▸ What is required
Images appear in the records below; leave them out and repeat everything else exactly.

▸ Given entries
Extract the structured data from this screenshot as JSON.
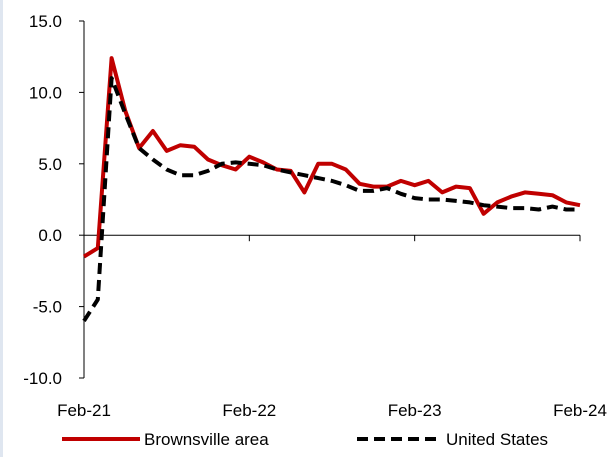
{
  "chart_data": {
    "type": "line",
    "title": "",
    "xlabel": "",
    "ylabel": "",
    "ylim": [
      -10,
      15
    ],
    "yticks": [
      -10,
      -5,
      0,
      5,
      10,
      15
    ],
    "ytick_labels": [
      "-10.0",
      "-5.0",
      "0.0",
      "5.0",
      "10.0",
      "15.0"
    ],
    "xticks": [
      {
        "label": "Feb-21",
        "month_index": 0
      },
      {
        "label": "Feb-22",
        "month_index": 12
      },
      {
        "label": "Feb-23",
        "month_index": 24
      },
      {
        "label": "Feb-24",
        "month_index": 36
      }
    ],
    "x": [
      "Feb-21",
      "Mar-21",
      "Apr-21",
      "May-21",
      "Jun-21",
      "Jul-21",
      "Aug-21",
      "Sep-21",
      "Oct-21",
      "Nov-21",
      "Dec-21",
      "Jan-22",
      "Feb-22",
      "Mar-22",
      "Apr-22",
      "May-22",
      "Jun-22",
      "Jul-22",
      "Aug-22",
      "Sep-22",
      "Oct-22",
      "Nov-22",
      "Dec-22",
      "Jan-23",
      "Feb-23",
      "Mar-23",
      "Apr-23",
      "May-23",
      "Jun-23",
      "Jul-23",
      "Aug-23",
      "Sep-23",
      "Oct-23",
      "Nov-23",
      "Dec-23",
      "Jan-24",
      "Feb-24"
    ],
    "grid": false,
    "legend_position": "bottom",
    "series": [
      {
        "name": "Brownsville area",
        "color": "#c00000",
        "style": "solid",
        "values": [
          -1.5,
          -0.9,
          12.4,
          8.7,
          6.1,
          7.3,
          5.9,
          6.3,
          6.2,
          5.3,
          4.9,
          4.6,
          5.5,
          5.1,
          4.6,
          4.5,
          3.0,
          5.0,
          5.0,
          4.6,
          3.6,
          3.4,
          3.4,
          3.8,
          3.5,
          3.8,
          3.0,
          3.4,
          3.3,
          1.5,
          2.3,
          2.7,
          3.0,
          2.9,
          2.8,
          2.3,
          2.1
        ]
      },
      {
        "name": "United States",
        "color": "#000000",
        "style": "dashed",
        "values": [
          -6.0,
          -4.5,
          11.0,
          8.5,
          6.1,
          5.3,
          4.6,
          4.2,
          4.2,
          4.5,
          5.0,
          5.1,
          5.0,
          4.9,
          4.6,
          4.4,
          4.2,
          4.0,
          3.8,
          3.5,
          3.1,
          3.1,
          3.3,
          2.9,
          2.6,
          2.5,
          2.5,
          2.4,
          2.3,
          2.1,
          2.0,
          1.9,
          1.9,
          1.8,
          2.0,
          1.8,
          1.8
        ]
      }
    ]
  }
}
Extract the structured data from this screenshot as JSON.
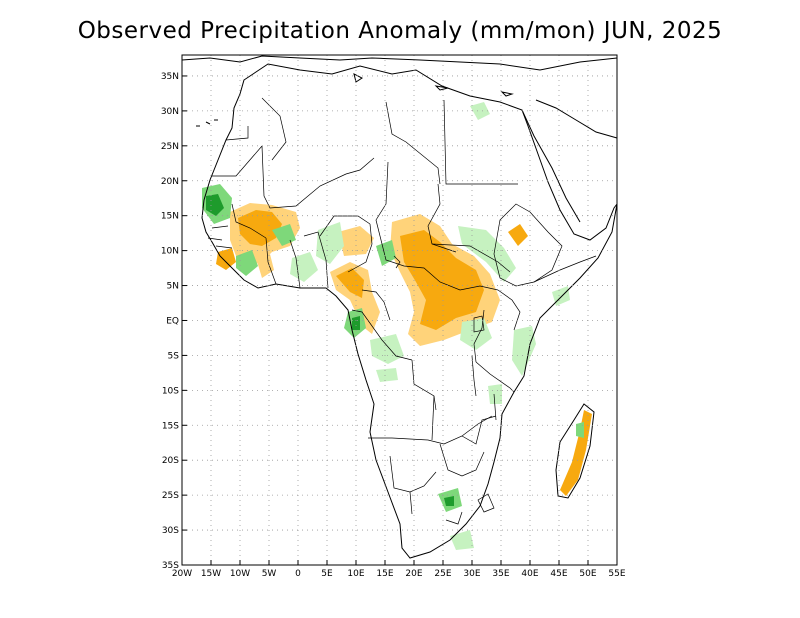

▸ Full solution
Extract the structured data from this screenshot as JSON.
{
  "chart_data": {
    "type": "line",
    "title": "",
    "xlabel": "",
    "ylabel": "",
    "ylim": [
      -10,
      15
    ],
    "yticks": [
      -10,
      -5,
      0,
      5,
      10,
      15
    ],
    "ytick_labels": [
      "-10.0",
      "-5.0",
      "0.0",
      "5.0",
      "10.0",
      "15.0"
    ],
    "xticks": [
      {
        "label": "Feb-21",
        "month_index": 0
      },
      {
        "label": "Feb-22",
        "month_index": 12
      },
      {
        "label": "Feb-23",
        "month_index": 24
      },
      {
        "label": "Feb-24",
        "month_index": 36
      }
    ],
    "x": [
      "Feb-21",
      "Mar-21",
      "Apr-21",
      "May-21",
      "Jun-21",
      "Jul-21",
      "Aug-21",
      "Sep-21",
      "Oct-21",
      "Nov-21",
      "Dec-21",
      "Jan-22",
      "Feb-22",
      "Mar-22",
      "Apr-22",
      "May-22",
      "Jun-22",
      "Jul-22",
      "Aug-22",
      "Sep-22",
      "Oct-22",
      "Nov-22",
      "Dec-22",
      "Jan-23",
      "Feb-23",
      "Mar-23",
      "Apr-23",
      "May-23",
      "Jun-23",
      "Jul-23",
      "Aug-23",
      "Sep-23",
      "Oct-23",
      "Nov-23",
      "Dec-23",
      "Jan-24",
      "Feb-24"
    ],
    "grid": false,
    "legend_position": "bottom",
    "series": [
      {
        "name": "Brownsville area",
        "color": "#c00000",
        "style": "solid",
        "values": [
          -1.5,
          -0.9,
          12.4,
          8.7,
          6.1,
          7.3,
          5.9,
          6.3,
          6.2,
          5.3,
          4.9,
          4.6,
          5.5,
          5.1,
          4.6,
          4.5,
          3.0,
          5.0,
          5.0,
          4.6,
          3.6,
          3.4,
          3.4,
          3.8,
          3.5,
          3.8,
          3.0,
          3.4,
          3.3,
          1.5,
          2.3,
          2.7,
          3.0,
          2.9,
          2.8,
          2.3,
          2.1
        ]
      },
      {
        "name": "United States",
        "color": "#000000",
        "style": "dashed",
        "values": [
          -6.0,
          -4.5,
          11.0,
          8.5,
          6.1,
          5.3,
          4.6,
          4.2,
          4.2,
          4.5,
          5.0,
          5.1,
          5.0,
          4.9,
          4.6,
          4.4,
          4.2,
          4.0,
          3.8,
          3.5,
          3.1,
          3.1,
          3.3,
          2.9,
          2.6,
          2.5,
          2.5,
          2.4,
          2.3,
          2.1,
          2.0,
          1.9,
          1.9,
          1.8,
          2.0,
          1.8,
          1.8
        ]
      }
    ]
  }
}
Extract the structured data from this screenshot as JSON.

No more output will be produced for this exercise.